Problem requirements:
Spot each line in the records below where the word "инфицированных" occurs, then copy it.

Materials provided:
:::::

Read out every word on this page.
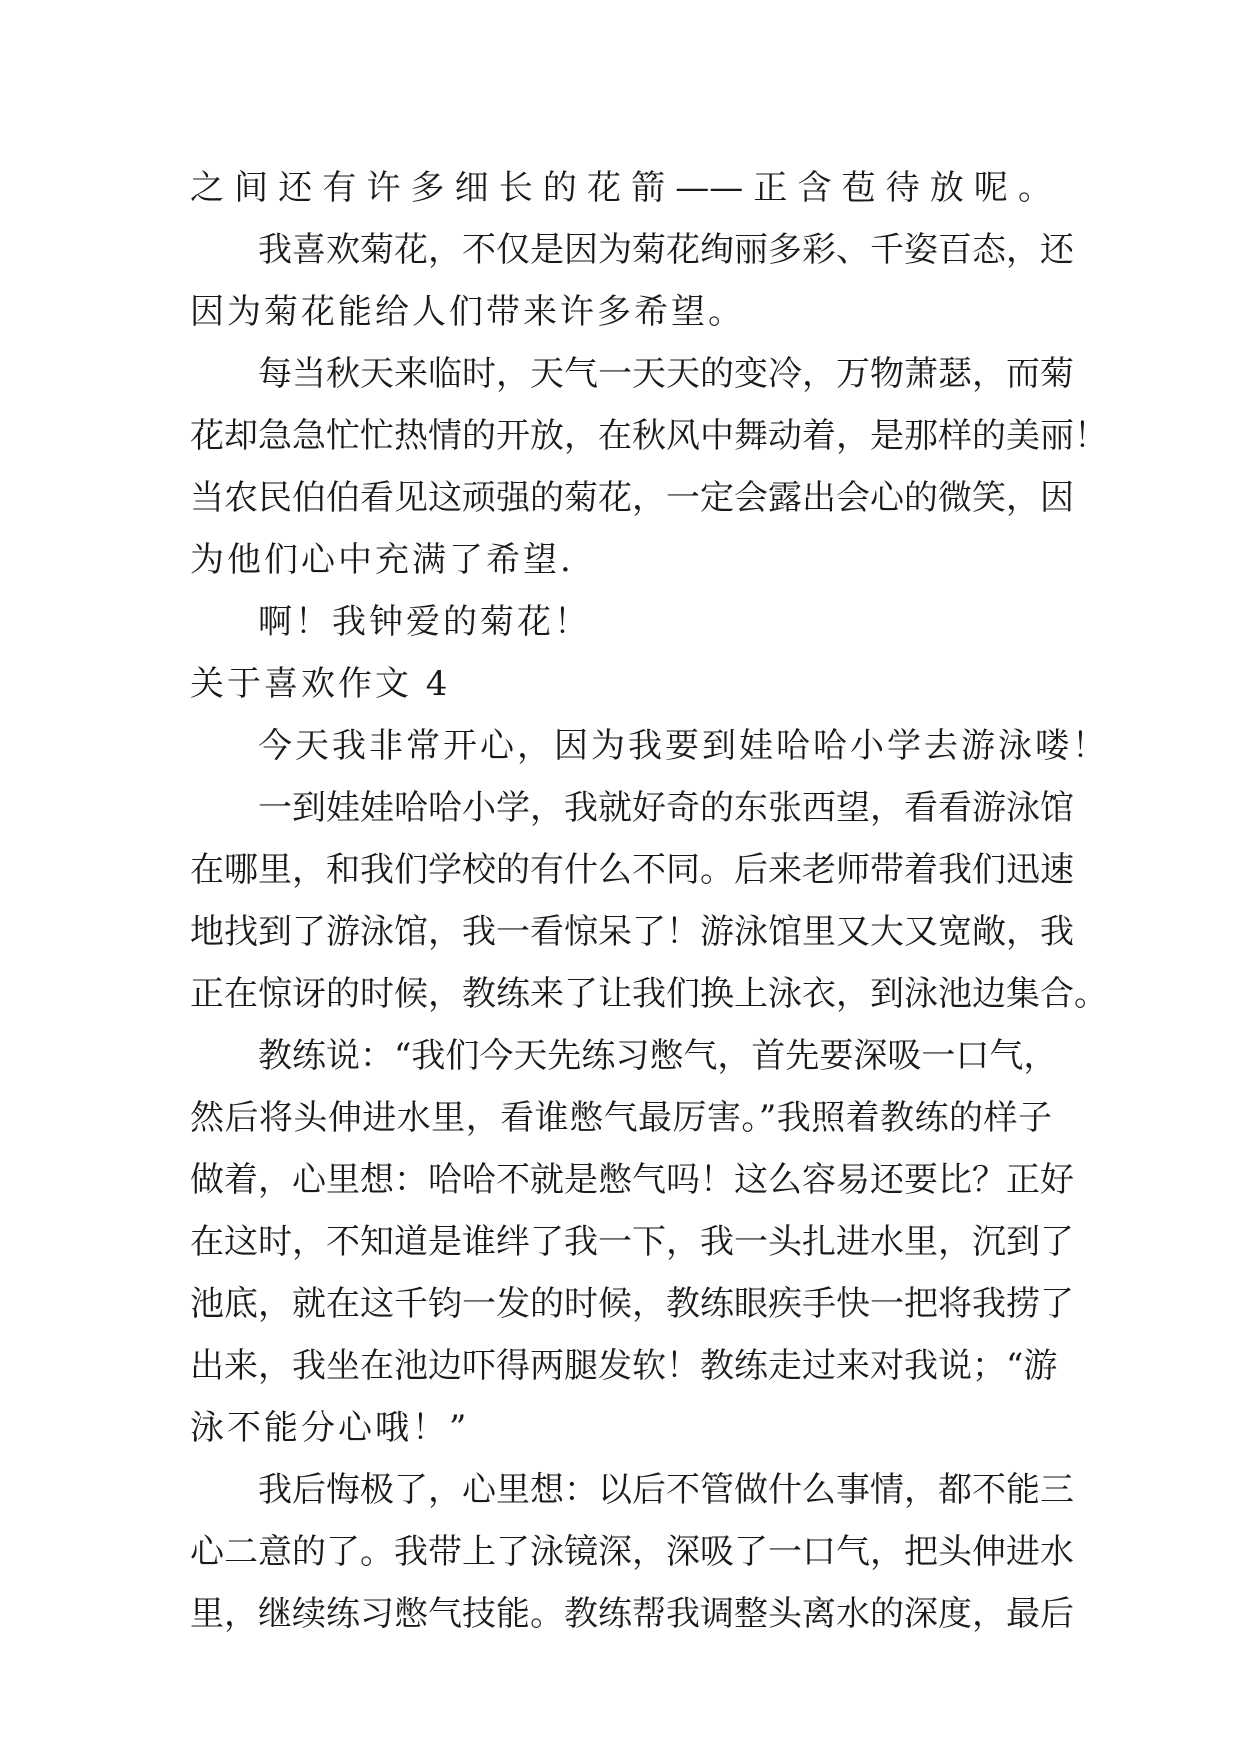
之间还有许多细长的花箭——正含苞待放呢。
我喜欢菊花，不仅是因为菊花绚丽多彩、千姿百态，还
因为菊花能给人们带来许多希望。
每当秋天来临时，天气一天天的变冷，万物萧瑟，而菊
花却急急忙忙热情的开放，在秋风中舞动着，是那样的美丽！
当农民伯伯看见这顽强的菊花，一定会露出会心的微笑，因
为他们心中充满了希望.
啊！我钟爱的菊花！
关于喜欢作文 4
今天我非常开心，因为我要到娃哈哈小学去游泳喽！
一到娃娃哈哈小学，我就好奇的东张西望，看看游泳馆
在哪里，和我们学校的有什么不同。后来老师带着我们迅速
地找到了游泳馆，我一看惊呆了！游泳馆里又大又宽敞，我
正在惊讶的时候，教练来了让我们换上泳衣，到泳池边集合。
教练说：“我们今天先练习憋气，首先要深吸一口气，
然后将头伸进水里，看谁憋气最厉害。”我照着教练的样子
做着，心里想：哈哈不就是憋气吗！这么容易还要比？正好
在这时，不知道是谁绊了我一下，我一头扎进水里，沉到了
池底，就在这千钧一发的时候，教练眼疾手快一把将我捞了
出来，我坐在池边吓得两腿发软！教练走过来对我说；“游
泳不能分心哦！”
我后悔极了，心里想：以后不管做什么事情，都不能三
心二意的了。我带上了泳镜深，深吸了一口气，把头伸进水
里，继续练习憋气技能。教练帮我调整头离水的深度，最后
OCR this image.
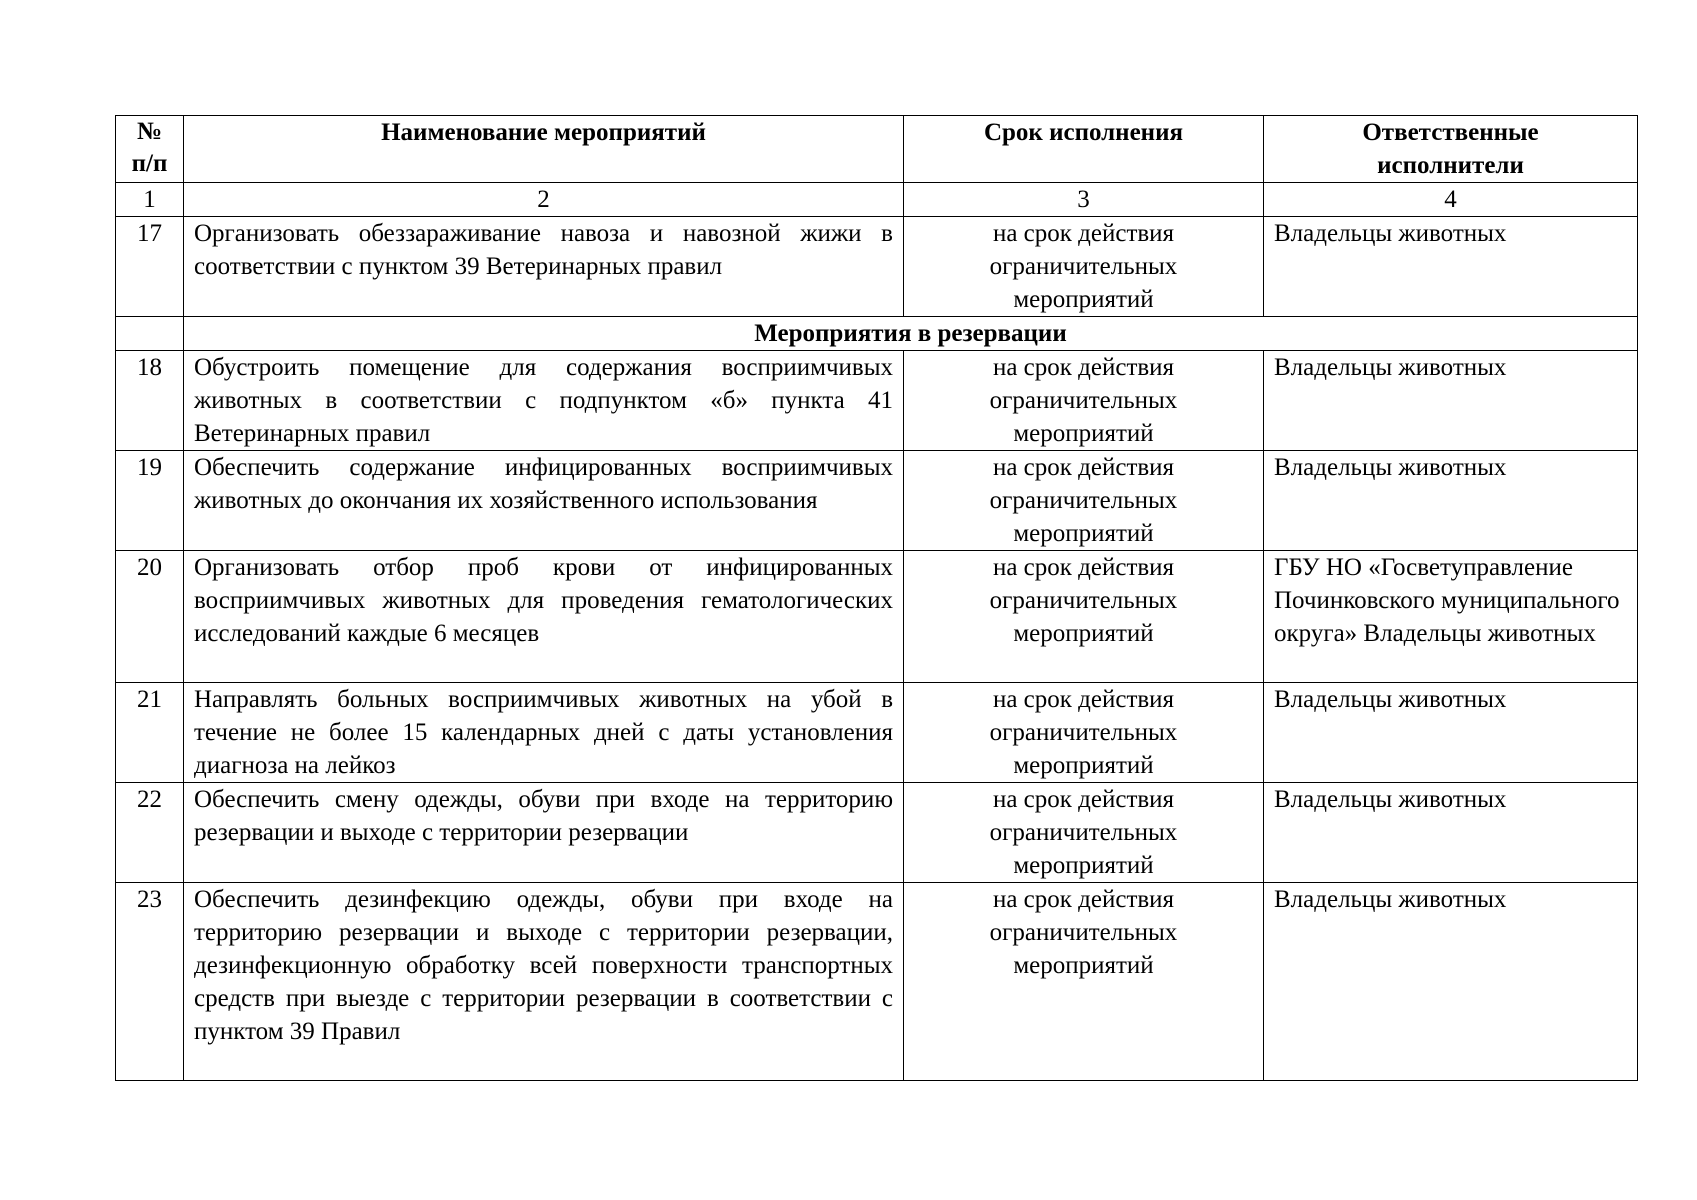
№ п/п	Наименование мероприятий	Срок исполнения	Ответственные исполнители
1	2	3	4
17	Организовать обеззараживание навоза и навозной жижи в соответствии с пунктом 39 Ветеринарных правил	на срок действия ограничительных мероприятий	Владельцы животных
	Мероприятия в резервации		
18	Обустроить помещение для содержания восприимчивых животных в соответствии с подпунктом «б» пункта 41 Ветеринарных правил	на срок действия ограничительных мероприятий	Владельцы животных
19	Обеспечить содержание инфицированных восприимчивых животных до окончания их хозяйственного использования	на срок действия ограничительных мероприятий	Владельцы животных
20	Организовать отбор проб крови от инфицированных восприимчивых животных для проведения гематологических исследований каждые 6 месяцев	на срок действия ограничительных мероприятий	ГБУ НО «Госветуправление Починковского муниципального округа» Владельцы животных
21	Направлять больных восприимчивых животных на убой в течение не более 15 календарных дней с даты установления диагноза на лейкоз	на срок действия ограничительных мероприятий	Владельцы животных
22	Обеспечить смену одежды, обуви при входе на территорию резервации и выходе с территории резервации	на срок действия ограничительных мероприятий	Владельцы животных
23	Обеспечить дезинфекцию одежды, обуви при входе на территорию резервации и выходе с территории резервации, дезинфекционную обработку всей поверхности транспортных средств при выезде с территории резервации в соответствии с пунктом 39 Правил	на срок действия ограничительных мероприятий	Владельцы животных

:::::

The completed task:
19	Обеспечить содержание инфицированных восприимчивых животных до окончания их хозяйственного использования	на срок действия ограничительных мероприятий	Владельцы животных
20	Организовать отбор проб крови от инфицированных восприимчивых животных для проведения гематологических исследований каждые 6 месяцев	на срок действия ограничительных мероприятий	ГБУ НО «Госветуправление Починковского муниципального округа» Владельцы животных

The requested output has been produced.